▶ _GIVEN PROBLEM_: Write out the material exactly, without any of its pictures.
— START OF INPUT MATERIAL —
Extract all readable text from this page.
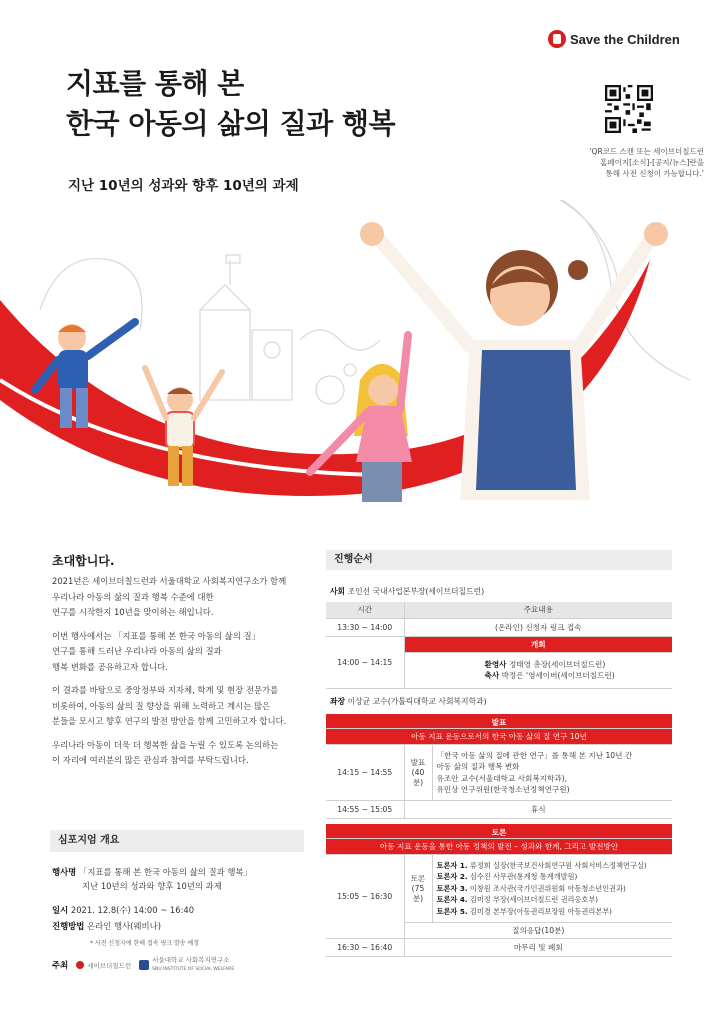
Save the Children
지표를 통해 본
한국 아동의 삶의 질과 행복
지난 10년의 성과와 향후 10년의 과제
'QR코드 스캔 또는 세이브더칠드런
홈페이지[소식]-[공지/뉴스]란을
통해 사전 신청이 가능합니다.'
초대합니다.

2021년은 세이브더칠드런과 서울대학교 사회복지연구소가 함께
우리나라 아동의 삶의 질과 행복 수준에 대한
연구를 시작한지 10년을 맞이하는 해입니다.

이번 행사에서는 「지표를 통해 본 한국 아동의 삶의 질」
연구를 통해 드러난 우리나라 아동의 삶의 질과
행복 변화를 공유하고자 합니다.

이 결과를 바탕으로 중앙정부와 지자체, 학계 및 현장 전문가를
비롯하여, 아동의 삶의 질 향상을 위해 노력하고 계시는 많은
분들을 모시고 향후 연구의 발전 방안을 함께 고민하고자 합니다.

우리나라 아동이 더욱 더 행복한 삶을 누릴 수 있도록 논의하는
이 자리에 여러분의 많은 관심과 참여를 부탁드립니다.

심포지엄 개요
행사명 「지표를 통해 본 한국 아동의 삶의 질과 행복」
지난 10년의 성과와 향후 10년의 과제
일시 2021. 12.8(수) 14:00 ~ 16:40
진행방법 온라인 행사(웨비나)
* 사전 신청자에 한해 접속 링크 발송 예정
주최	세이브더칠드런
서울대학교 사회복지연구소
SNU INSTITUTE OF SOCIAL WELFARE
진행순서
사회 조인선 국내사업본부장(세이브더칠드런)
시간	주요내용
13:30 ~ 14:00	(온라인) 신청자 링크 접속
14:00 ~ 14:15	개회
	환영사 정태영 총장(세이브더칠드런)
축사 박정은 '영세이버(세이브더칠드런)
좌장 이상균 교수(가톨릭대학교 사회복지학과)
발표		
아동 지표 운동으로서의 한국 아동 삶의 질 연구 10년		
14:15 ~ 14:55	발표
(40분)	「한국 아동 삶의 질에 관한 연구」를 통해 본 지난 10년 간
아동 삶의 질과 행복 변화
유조안 교수(서울대학교 사회복지학과),
유민상 연구위원(한국청소년정책연구원)
14:55 ~ 15:05	휴식	
토론		
아동 지표 운동을 통한 아동 정책의 발전 – 성과와 한계, 그리고 발전방안		
15:05 ~ 16:30	토론
(75분)	토론자 1. 류정희 실장(한국보건사회연구원 사회서비스정책연구실)
토론자 2. 심수진 사무관(통계청 통계개발원)
토론자 3. 이창원 조사관(국가인권위원회 아동청소년인권과)
토론자 4. 김미정 부장(세이브더칠드런 권리옹호부)
토론자 5. 김미경 본부장(아동권리보장원 아동권리본부)
	질의응답(10분)	
16:30 ~ 16:40	마무리 및 폐회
— END OF INPUT MATERIAL —
▶ _WRITTEN ANSWER_:
Extract all readable text from this page.
Save the Children
지표를 통해 본
한국 아동의 삶의 질과 행복
지난 10년의 성과와 향후 10년의 과제
'QR코드 스캔 또는 세이브더칠드런
홈페이지[소식]-[공지/뉴스]란을
통해 사전 신청이 가능합니다.'
초대합니다.

2021년은 세이브더칠드런과 서울대학교 사회복지연구소가 함께
우리나라 아동의 삶의 질과 행복 수준에 대한
연구를 시작한지 10년을 맞이하는 해입니다.

이번 행사에서는 「지표를 통해 본 한국 아동의 삶의 질」
연구를 통해 드러난 우리나라 아동의 삶의 질과
행복 변화를 공유하고자 합니다.

이 결과를 바탕으로 중앙정부와 지자체, 학계 및 현장 전문가를
비롯하여, 아동의 삶의 질 향상을 위해 노력하고 계시는 많은
분들을 모시고 향후 연구의 발전 방안을 함께 고민하고자 합니다.

우리나라 아동이 더욱 더 행복한 삶을 누릴 수 있도록 논의하는
이 자리에 여러분의 많은 관심과 참여를 부탁드립니다.

심포지엄 개요
행사명 「지표를 통해 본 한국 아동의 삶의 질과 행복」
지난 10년의 성과와 향후 10년의 과제
일시 2021. 12.8(수) 14:00 ~ 16:40
진행방법 온라인 행사(웨비나)
* 사전 신청자에 한해 접속 링크 발송 예정
주최	세이브더칠드런
서울대학교 사회복지연구소
SNU INSTITUTE OF SOCIAL WELFARE
진행순서
사회 조인선 국내사업본부장(세이브더칠드런)
시간	주요내용
13:30 ~ 14:00	(온라인) 신청자 링크 접속
14:00 ~ 14:15	개회
	환영사 정태영 총장(세이브더칠드런)
축사 박정은 '영세이버(세이브더칠드런)
좌장 이상균 교수(가톨릭대학교 사회복지학과)
발표		
아동 지표 운동으로서의 한국 아동 삶의 질 연구 10년		
14:15 ~ 14:55	발표
(40분)	「한국 아동 삶의 질에 관한 연구」를 통해 본 지난 10년 간
아동 삶의 질과 행복 변화
유조안 교수(서울대학교 사회복지학과),
유민상 연구위원(한국청소년정책연구원)
14:55 ~ 15:05	휴식	
토론		
아동 지표 운동을 통한 아동 정책의 발전 – 성과와 한계, 그리고 발전방안		
15:05 ~ 16:30	토론
(75분)	토론자 1. 류정희 실장(한국보건사회연구원 사회서비스정책연구실)
토론자 2. 심수진 사무관(통계청 통계개발원)
토론자 3. 이창원 조사관(국가인권위원회 아동청소년인권과)
토론자 4. 김미정 부장(세이브더칠드런 권리옹호부)
토론자 5. 김미경 본부장(아동권리보장원 아동권리본부)
	질의응답(10분)	
16:30 ~ 16:40	마무리 및 폐회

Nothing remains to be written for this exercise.